- Exercise requirements: Make an exact copy of all the entries, with the pictures left out.

(Records that describe figures)
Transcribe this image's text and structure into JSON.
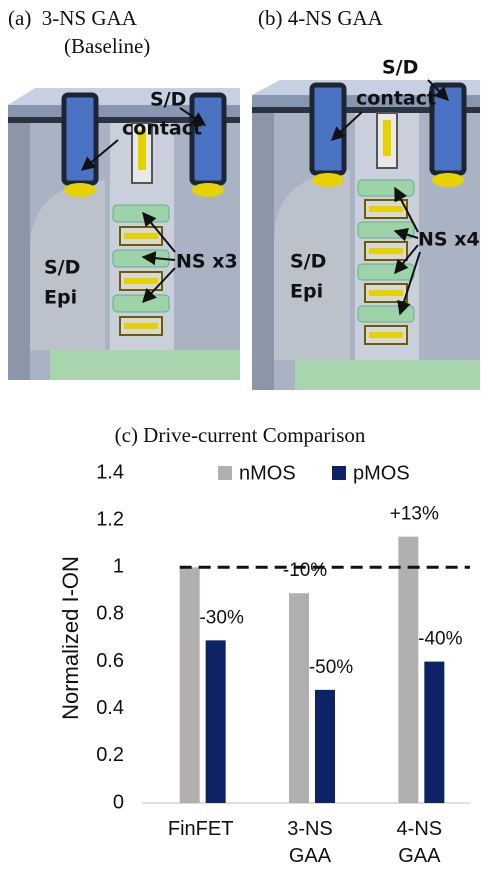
{
  "panels": [
    {
      "label": "(a)  3-NS GAA",
      "sublabel": "(Baseline)",
      "contact_label": [
        "S/D",
        "contact"
      ],
      "epi_label": [
        "S/D",
        "Epi"
      ],
      "ns_label": "NS x3"
    },
    {
      "label": "(b) 4-NS GAA",
      "contact_label": [
        "S/D",
        "contact"
      ],
      "epi_label": [
        "S/D",
        "Epi"
      ],
      "ns_label": "NS x4"
    }
  ],
  "chart_data": {
    "type": "bar",
    "title": "(c) Drive-current Comparison",
    "y_label": "Normalized I-ON",
    "categories": [
      "FinFET",
      "3-NS GAA",
      "4-NS GAA"
    ],
    "series": [
      {
        "name": "nMOS",
        "color": "#b1afaf",
        "values": [
          1,
          0.89,
          1.13
        ],
        "labels": [
          null,
          "-10%",
          "+13%"
        ]
      },
      {
        "name": "pMOS",
        "color": "#0d2366",
        "values": [
          0.69,
          0.48,
          0.6
        ],
        "labels": [
          "-30%",
          "-50%",
          "-40%"
        ]
      }
    ],
    "reference_line": 1,
    "ylim": [
      0,
      1.4
    ],
    "yticks": [
      0,
      0.2,
      0.4,
      0.6,
      0.8,
      1,
      1.2,
      1.4
    ],
    "legend": "top"
  }
}
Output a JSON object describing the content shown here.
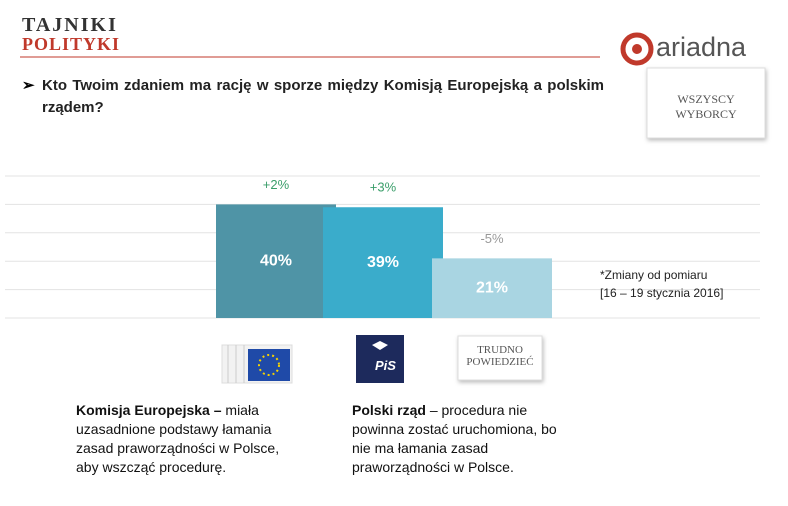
{
  "header": {
    "brand_top": "TAJNIKI",
    "brand_bottom": "POLITYKI",
    "logo": "ariadna"
  },
  "question": "Kto Twoim zdaniem ma rację w sporze między Komisją Europejską a polskim rządem?",
  "segment": "WSZYSCY WYBORCY",
  "chart_data": {
    "type": "bar",
    "categories": [
      null,
      "PiS",
      "TRUDNO POWIEDZIEĆ"
    ],
    "values": [
      40,
      39,
      21
    ],
    "value_labels": [
      "40%",
      "39%",
      "21%"
    ],
    "colors": [
      "#4f94a6",
      "#3aaccb",
      "#a9d5e2"
    ],
    "changes": [
      2,
      3,
      -5
    ],
    "change_labels": [
      "+2%",
      "+3%",
      "-5%"
    ],
    "ylim": [
      0,
      50
    ],
    "yticks": [
      0,
      10,
      20,
      30,
      40,
      50
    ],
    "grid": true,
    "note": [
      "*Zmiany od pomiaru",
      "[16 – 19 stycznia 2016]"
    ]
  },
  "descriptions": [
    {
      "bold": "Komisja Europejska –",
      "text": "miała uzasadnione podstawy łamania zasad praworządności w Polsce, aby wszcząć procedurę."
    },
    {
      "bold": "Polski rząd",
      "text": "– procedura nie powinna zostać uruchomiona, bo nie ma łamania zasad praworządności w Polsce."
    }
  ]
}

- Solution to this problem:
Transcribe this image's text and structure into JSON.
{
  "panels": [
    {
      "label": "(a)  3-NS GAA",
      "sublabel": "(Baseline)",
      "contact_label": [
        "S/D",
        "contact"
      ],
      "epi_label": [
        "S/D",
        "Epi"
      ],
      "ns_label": "NS x3"
    },
    {
      "label": "(b) 4-NS GAA",
      "contact_label": [
        "S/D",
        "contact"
      ],
      "epi_label": [
        "S/D",
        "Epi"
      ],
      "ns_label": "NS x4"
    }
  ],
  "chart_data": {
    "type": "bar",
    "title": "(c) Drive-current Comparison",
    "y_label": "Normalized I-ON",
    "categories": [
      "FinFET",
      "3-NS GAA",
      "4-NS GAA"
    ],
    "series": [
      {
        "name": "nMOS",
        "color": "#b1afaf",
        "values": [
          1,
          0.89,
          1.13
        ],
        "labels": [
          null,
          "-10%",
          "+13%"
        ]
      },
      {
        "name": "pMOS",
        "color": "#0d2366",
        "values": [
          0.69,
          0.48,
          0.6
        ],
        "labels": [
          "-30%",
          "-50%",
          "-40%"
        ]
      }
    ],
    "reference_line": 1,
    "ylim": [
      0,
      1.4
    ],
    "yticks": [
      0,
      0.2,
      0.4,
      0.6,
      0.8,
      1,
      1.2,
      1.4
    ],
    "legend": "top"
  }
}
Output a JSON object describing the content shown here.
{
  "header": {
    "brand_top": "TAJNIKI",
    "brand_bottom": "POLITYKI",
    "logo": "ariadna"
  },
  "question": "Kto Twoim zdaniem ma rację w sporze między Komisją Europejską a polskim rządem?",
  "segment": "WSZYSCY WYBORCY",
  "chart_data": {
    "type": "bar",
    "categories": [
      null,
      "PiS",
      "TRUDNO POWIEDZIEĆ"
    ],
    "values": [
      40,
      39,
      21
    ],
    "value_labels": [
      "40%",
      "39%",
      "21%"
    ],
    "colors": [
      "#4f94a6",
      "#3aaccb",
      "#a9d5e2"
    ],
    "changes": [
      2,
      3,
      -5
    ],
    "change_labels": [
      "+2%",
      "+3%",
      "-5%"
    ],
    "ylim": [
      0,
      50
    ],
    "yticks": [
      0,
      10,
      20,
      30,
      40,
      50
    ],
    "grid": true,
    "note": [
      "*Zmiany od pomiaru",
      "[16 – 19 stycznia 2016]"
    ]
  },
  "descriptions": [
    {
      "bold": "Komisja Europejska –",
      "text": "miała uzasadnione podstawy łamania zasad praworządności w Polsce, aby wszcząć procedurę."
    },
    {
      "bold": "Polski rząd",
      "text": "– procedura nie powinna zostać uruchomiona, bo nie ma łamania zasad praworządności w Polsce."
    }
  ]
}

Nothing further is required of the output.